(Stored data entries):
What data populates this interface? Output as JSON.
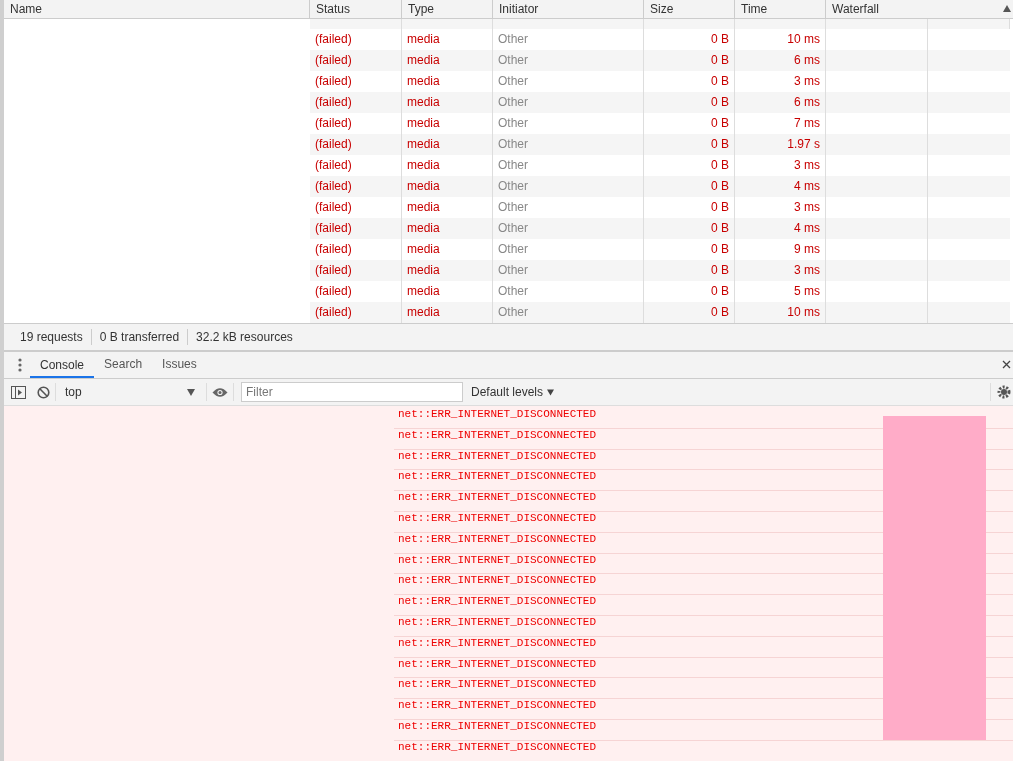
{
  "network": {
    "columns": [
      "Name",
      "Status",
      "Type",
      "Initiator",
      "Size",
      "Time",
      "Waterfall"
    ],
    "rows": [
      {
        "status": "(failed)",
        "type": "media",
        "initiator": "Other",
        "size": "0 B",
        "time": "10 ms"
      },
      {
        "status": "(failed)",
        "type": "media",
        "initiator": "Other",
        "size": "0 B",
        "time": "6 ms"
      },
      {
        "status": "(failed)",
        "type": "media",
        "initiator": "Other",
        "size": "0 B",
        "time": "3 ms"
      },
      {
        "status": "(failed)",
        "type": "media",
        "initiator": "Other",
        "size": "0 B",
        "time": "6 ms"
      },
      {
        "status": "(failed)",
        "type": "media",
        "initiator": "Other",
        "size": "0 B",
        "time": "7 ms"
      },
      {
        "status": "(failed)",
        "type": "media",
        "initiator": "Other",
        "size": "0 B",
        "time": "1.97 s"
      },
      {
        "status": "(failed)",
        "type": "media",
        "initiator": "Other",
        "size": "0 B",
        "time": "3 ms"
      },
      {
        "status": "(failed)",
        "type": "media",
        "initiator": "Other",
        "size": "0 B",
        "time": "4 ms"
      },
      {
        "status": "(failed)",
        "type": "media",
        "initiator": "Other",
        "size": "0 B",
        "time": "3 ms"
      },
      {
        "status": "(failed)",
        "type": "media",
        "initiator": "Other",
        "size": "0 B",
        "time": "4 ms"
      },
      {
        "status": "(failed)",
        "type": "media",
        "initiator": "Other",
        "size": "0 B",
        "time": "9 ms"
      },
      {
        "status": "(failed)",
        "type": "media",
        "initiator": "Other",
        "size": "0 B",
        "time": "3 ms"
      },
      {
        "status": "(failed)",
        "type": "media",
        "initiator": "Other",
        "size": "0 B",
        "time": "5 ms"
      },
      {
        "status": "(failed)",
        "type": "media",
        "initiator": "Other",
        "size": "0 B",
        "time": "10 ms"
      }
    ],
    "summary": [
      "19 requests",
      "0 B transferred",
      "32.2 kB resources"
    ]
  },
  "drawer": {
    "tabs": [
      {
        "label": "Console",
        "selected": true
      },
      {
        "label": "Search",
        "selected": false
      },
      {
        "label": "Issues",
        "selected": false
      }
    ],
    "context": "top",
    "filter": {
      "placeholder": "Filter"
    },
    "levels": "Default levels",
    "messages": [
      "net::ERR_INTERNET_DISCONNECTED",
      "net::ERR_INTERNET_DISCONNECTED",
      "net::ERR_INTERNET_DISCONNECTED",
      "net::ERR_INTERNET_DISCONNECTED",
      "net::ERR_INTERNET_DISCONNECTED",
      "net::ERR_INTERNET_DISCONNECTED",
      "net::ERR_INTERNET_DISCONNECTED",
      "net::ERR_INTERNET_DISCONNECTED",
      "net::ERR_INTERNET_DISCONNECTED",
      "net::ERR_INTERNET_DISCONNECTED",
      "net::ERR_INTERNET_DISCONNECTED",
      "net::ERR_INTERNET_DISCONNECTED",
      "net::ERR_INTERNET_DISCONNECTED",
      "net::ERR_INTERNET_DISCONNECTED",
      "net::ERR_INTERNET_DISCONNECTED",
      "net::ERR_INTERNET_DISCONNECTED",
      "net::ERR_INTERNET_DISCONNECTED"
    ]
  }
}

(Exercise aim): Print every entry above again without changing a word, and omit the pictures.

(Output for this task):
What data populates this interface? Output as JSON.
{
  "network": {
    "columns": [
      "Name",
      "Status",
      "Type",
      "Initiator",
      "Size",
      "Time",
      "Waterfall"
    ],
    "rows": [
      {
        "status": "(failed)",
        "type": "media",
        "initiator": "Other",
        "size": "0 B",
        "time": "10 ms"
      },
      {
        "status": "(failed)",
        "type": "media",
        "initiator": "Other",
        "size": "0 B",
        "time": "6 ms"
      },
      {
        "status": "(failed)",
        "type": "media",
        "initiator": "Other",
        "size": "0 B",
        "time": "3 ms"
      },
      {
        "status": "(failed)",
        "type": "media",
        "initiator": "Other",
        "size": "0 B",
        "time": "6 ms"
      },
      {
        "status": "(failed)",
        "type": "media",
        "initiator": "Other",
        "size": "0 B",
        "time": "7 ms"
      },
      {
        "status": "(failed)",
        "type": "media",
        "initiator": "Other",
        "size": "0 B",
        "time": "1.97 s"
      },
      {
        "status": "(failed)",
        "type": "media",
        "initiator": "Other",
        "size": "0 B",
        "time": "3 ms"
      },
      {
        "status": "(failed)",
        "type": "media",
        "initiator": "Other",
        "size": "0 B",
        "time": "4 ms"
      },
      {
        "status": "(failed)",
        "type": "media",
        "initiator": "Other",
        "size": "0 B",
        "time": "3 ms"
      },
      {
        "status": "(failed)",
        "type": "media",
        "initiator": "Other",
        "size": "0 B",
        "time": "4 ms"
      },
      {
        "status": "(failed)",
        "type": "media",
        "initiator": "Other",
        "size": "0 B",
        "time": "9 ms"
      },
      {
        "status": "(failed)",
        "type": "media",
        "initiator": "Other",
        "size": "0 B",
        "time": "3 ms"
      },
      {
        "status": "(failed)",
        "type": "media",
        "initiator": "Other",
        "size": "0 B",
        "time": "5 ms"
      },
      {
        "status": "(failed)",
        "type": "media",
        "initiator": "Other",
        "size": "0 B",
        "time": "10 ms"
      }
    ],
    "summary": [
      "19 requests",
      "0 B transferred",
      "32.2 kB resources"
    ]
  },
  "drawer": {
    "tabs": [
      {
        "label": "Console",
        "selected": true
      },
      {
        "label": "Search",
        "selected": false
      },
      {
        "label": "Issues",
        "selected": false
      }
    ],
    "context": "top",
    "filter": {
      "placeholder": "Filter"
    },
    "levels": "Default levels",
    "messages": [
      "net::ERR_INTERNET_DISCONNECTED",
      "net::ERR_INTERNET_DISCONNECTED",
      "net::ERR_INTERNET_DISCONNECTED",
      "net::ERR_INTERNET_DISCONNECTED",
      "net::ERR_INTERNET_DISCONNECTED",
      "net::ERR_INTERNET_DISCONNECTED",
      "net::ERR_INTERNET_DISCONNECTED",
      "net::ERR_INTERNET_DISCONNECTED",
      "net::ERR_INTERNET_DISCONNECTED",
      "net::ERR_INTERNET_DISCONNECTED",
      "net::ERR_INTERNET_DISCONNECTED",
      "net::ERR_INTERNET_DISCONNECTED",
      "net::ERR_INTERNET_DISCONNECTED",
      "net::ERR_INTERNET_DISCONNECTED",
      "net::ERR_INTERNET_DISCONNECTED",
      "net::ERR_INTERNET_DISCONNECTED",
      "net::ERR_INTERNET_DISCONNECTED"
    ]
  }
}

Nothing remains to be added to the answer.